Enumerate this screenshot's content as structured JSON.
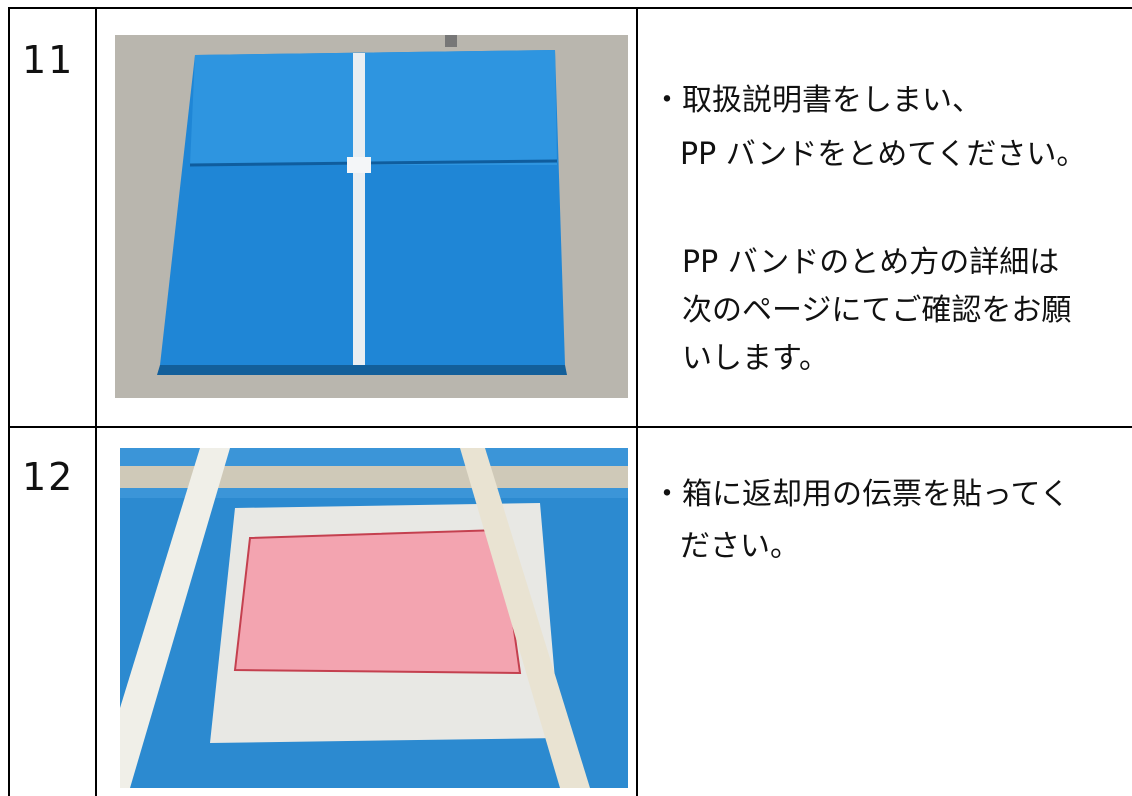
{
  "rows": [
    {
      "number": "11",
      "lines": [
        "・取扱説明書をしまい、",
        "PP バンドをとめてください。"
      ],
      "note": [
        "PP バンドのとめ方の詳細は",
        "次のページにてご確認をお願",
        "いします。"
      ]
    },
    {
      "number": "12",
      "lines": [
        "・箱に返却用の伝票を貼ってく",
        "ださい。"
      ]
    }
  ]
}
☆ ☆ ☆ ☆ ☆
▶ YOUR OBJECTIVE
Using the data above, write out every line exactly, leaving the images behind.

▶ ANSWER TO THE PROBLEM
Enumerate this screenshot's content as structured JSON.
{
  "rows": [
    {
      "number": "11",
      "lines": [
        "・取扱説明書をしまい、",
        "PP バンドをとめてください。"
      ],
      "note": [
        "PP バンドのとめ方の詳細は",
        "次のページにてご確認をお願",
        "いします。"
      ]
    },
    {
      "number": "12",
      "lines": [
        "・箱に返却用の伝票を貼ってく",
        "ださい。"
      ]
    }
  ]
}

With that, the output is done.